- Given request
Find the lines with "title" in them and copy them out.

- Records supplied
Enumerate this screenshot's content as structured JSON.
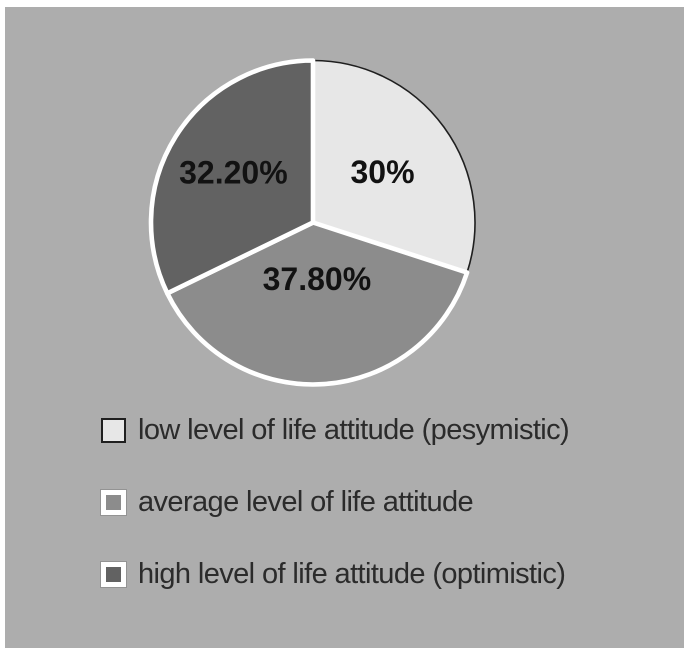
{
  "panel": {
    "background_color": "#adadad",
    "page_background_color": "#ffffff"
  },
  "chart_data": {
    "type": "pie",
    "title": "",
    "start_angle_deg": 0,
    "direction": "clockwise",
    "legend_position": "bottom",
    "label_color": "#121212",
    "slices": [
      {
        "label": "30%",
        "value": 30,
        "legend": "low level of life attitude (pesymistic)",
        "color": "#e7e7e7",
        "border_color": "#1f1f1f",
        "border_width": 1.6
      },
      {
        "label": "37.80%",
        "value": 37.8,
        "legend": "average level of life attitude",
        "color": "#8c8c8c",
        "border_color": "#ffffff",
        "border_width": 4.6
      },
      {
        "label": "32.20%",
        "value": 32.2,
        "legend": "high level of life attitude (optimistic)",
        "color": "#626262",
        "border_color": "#ffffff",
        "border_width": 4.6
      }
    ]
  }
}
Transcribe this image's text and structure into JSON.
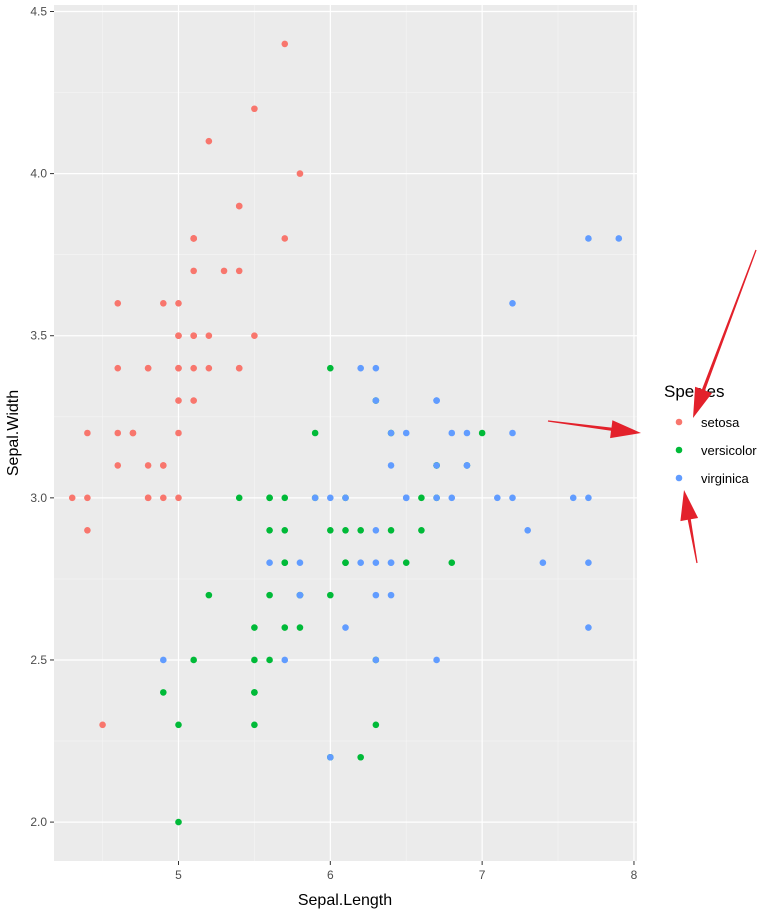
{
  "chart_data": {
    "type": "scatter",
    "title": "",
    "xlabel": "Sepal.Length",
    "ylabel": "Sepal.Width",
    "xlim": [
      4.18,
      8.02
    ],
    "ylim": [
      1.88,
      4.52
    ],
    "x_ticks": [
      5,
      6,
      7,
      8
    ],
    "y_ticks": [
      2.0,
      2.5,
      3.0,
      3.5,
      4.0,
      4.5
    ],
    "grid": true,
    "legend": {
      "title": "Species",
      "placement": "right"
    },
    "series": [
      {
        "name": "setosa",
        "color": "#F8766D",
        "points": [
          [
            5.1,
            3.5
          ],
          [
            4.9,
            3.0
          ],
          [
            4.7,
            3.2
          ],
          [
            4.6,
            3.1
          ],
          [
            5.0,
            3.6
          ],
          [
            5.4,
            3.9
          ],
          [
            4.6,
            3.4
          ],
          [
            5.0,
            3.4
          ],
          [
            4.4,
            2.9
          ],
          [
            4.9,
            3.1
          ],
          [
            5.4,
            3.7
          ],
          [
            4.8,
            3.4
          ],
          [
            4.8,
            3.0
          ],
          [
            4.3,
            3.0
          ],
          [
            5.8,
            4.0
          ],
          [
            5.7,
            4.4
          ],
          [
            5.4,
            3.9
          ],
          [
            5.1,
            3.5
          ],
          [
            5.7,
            3.8
          ],
          [
            5.1,
            3.8
          ],
          [
            5.4,
            3.4
          ],
          [
            5.1,
            3.7
          ],
          [
            4.6,
            3.6
          ],
          [
            5.1,
            3.3
          ],
          [
            4.8,
            3.4
          ],
          [
            5.0,
            3.0
          ],
          [
            5.0,
            3.4
          ],
          [
            5.2,
            3.5
          ],
          [
            5.2,
            3.4
          ],
          [
            4.7,
            3.2
          ],
          [
            4.8,
            3.1
          ],
          [
            5.4,
            3.4
          ],
          [
            5.2,
            4.1
          ],
          [
            5.5,
            4.2
          ],
          [
            4.9,
            3.1
          ],
          [
            5.0,
            3.2
          ],
          [
            5.5,
            3.5
          ],
          [
            4.9,
            3.6
          ],
          [
            4.4,
            3.0
          ],
          [
            5.1,
            3.4
          ],
          [
            5.0,
            3.5
          ],
          [
            4.5,
            2.3
          ],
          [
            4.4,
            3.2
          ],
          [
            5.0,
            3.5
          ],
          [
            5.1,
            3.8
          ],
          [
            4.8,
            3.0
          ],
          [
            5.1,
            3.8
          ],
          [
            4.6,
            3.2
          ],
          [
            5.3,
            3.7
          ],
          [
            5.0,
            3.3
          ]
        ]
      },
      {
        "name": "versicolor",
        "color": "#00BA38",
        "points": [
          [
            7.0,
            3.2
          ],
          [
            6.4,
            3.2
          ],
          [
            6.9,
            3.1
          ],
          [
            5.5,
            2.3
          ],
          [
            6.5,
            2.8
          ],
          [
            5.7,
            2.8
          ],
          [
            6.3,
            3.3
          ],
          [
            4.9,
            2.4
          ],
          [
            6.6,
            2.9
          ],
          [
            5.2,
            2.7
          ],
          [
            5.0,
            2.0
          ],
          [
            5.9,
            3.0
          ],
          [
            6.0,
            2.2
          ],
          [
            6.1,
            2.9
          ],
          [
            5.6,
            2.9
          ],
          [
            6.7,
            3.1
          ],
          [
            5.6,
            3.0
          ],
          [
            5.8,
            2.7
          ],
          [
            6.2,
            2.2
          ],
          [
            5.6,
            2.5
          ],
          [
            5.9,
            3.2
          ],
          [
            6.1,
            2.8
          ],
          [
            6.3,
            2.5
          ],
          [
            6.1,
            2.8
          ],
          [
            6.4,
            2.9
          ],
          [
            6.6,
            3.0
          ],
          [
            6.8,
            2.8
          ],
          [
            6.7,
            3.0
          ],
          [
            6.0,
            2.9
          ],
          [
            5.7,
            2.6
          ],
          [
            5.5,
            2.4
          ],
          [
            5.5,
            2.4
          ],
          [
            5.8,
            2.7
          ],
          [
            6.0,
            2.7
          ],
          [
            5.4,
            3.0
          ],
          [
            6.0,
            3.4
          ],
          [
            6.7,
            3.1
          ],
          [
            6.3,
            2.3
          ],
          [
            5.6,
            3.0
          ],
          [
            5.5,
            2.5
          ],
          [
            5.5,
            2.6
          ],
          [
            6.1,
            3.0
          ],
          [
            5.8,
            2.6
          ],
          [
            5.0,
            2.3
          ],
          [
            5.6,
            2.7
          ],
          [
            5.7,
            3.0
          ],
          [
            5.7,
            2.9
          ],
          [
            6.2,
            2.9
          ],
          [
            5.1,
            2.5
          ],
          [
            5.7,
            2.8
          ]
        ]
      },
      {
        "name": "virginica",
        "color": "#619CFF",
        "points": [
          [
            6.3,
            3.3
          ],
          [
            5.8,
            2.7
          ],
          [
            7.1,
            3.0
          ],
          [
            6.3,
            2.9
          ],
          [
            6.5,
            3.0
          ],
          [
            7.6,
            3.0
          ],
          [
            4.9,
            2.5
          ],
          [
            7.3,
            2.9
          ],
          [
            6.7,
            2.5
          ],
          [
            7.2,
            3.6
          ],
          [
            6.5,
            3.2
          ],
          [
            6.4,
            2.7
          ],
          [
            6.8,
            3.0
          ],
          [
            5.7,
            2.5
          ],
          [
            5.8,
            2.8
          ],
          [
            6.4,
            3.2
          ],
          [
            6.5,
            3.0
          ],
          [
            7.7,
            3.8
          ],
          [
            7.7,
            2.6
          ],
          [
            6.0,
            2.2
          ],
          [
            6.9,
            3.2
          ],
          [
            5.6,
            2.8
          ],
          [
            7.7,
            2.8
          ],
          [
            6.3,
            2.7
          ],
          [
            6.7,
            3.3
          ],
          [
            7.2,
            3.2
          ],
          [
            6.2,
            2.8
          ],
          [
            6.1,
            3.0
          ],
          [
            6.4,
            2.8
          ],
          [
            7.2,
            3.0
          ],
          [
            7.4,
            2.8
          ],
          [
            7.9,
            3.8
          ],
          [
            6.4,
            2.8
          ],
          [
            6.3,
            2.8
          ],
          [
            6.1,
            2.6
          ],
          [
            7.7,
            3.0
          ],
          [
            6.3,
            3.4
          ],
          [
            6.4,
            3.1
          ],
          [
            6.0,
            3.0
          ],
          [
            6.9,
            3.1
          ],
          [
            6.7,
            3.1
          ],
          [
            6.9,
            3.1
          ],
          [
            5.8,
            2.7
          ],
          [
            6.8,
            3.2
          ],
          [
            6.7,
            3.3
          ],
          [
            6.7,
            3.0
          ],
          [
            6.3,
            2.5
          ],
          [
            6.5,
            3.0
          ],
          [
            6.2,
            3.4
          ],
          [
            5.9,
            3.0
          ]
        ]
      }
    ]
  },
  "annotations": {
    "arrow_color": "#e3212b",
    "arrows": [
      "arrow-to-legend-title",
      "arrow-to-legend-keys",
      "arrow-to-legend-bottom"
    ]
  }
}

- Written response
    "title": "",
    "title": "",
      "title": "Species",
      "arrow-to-legend-title",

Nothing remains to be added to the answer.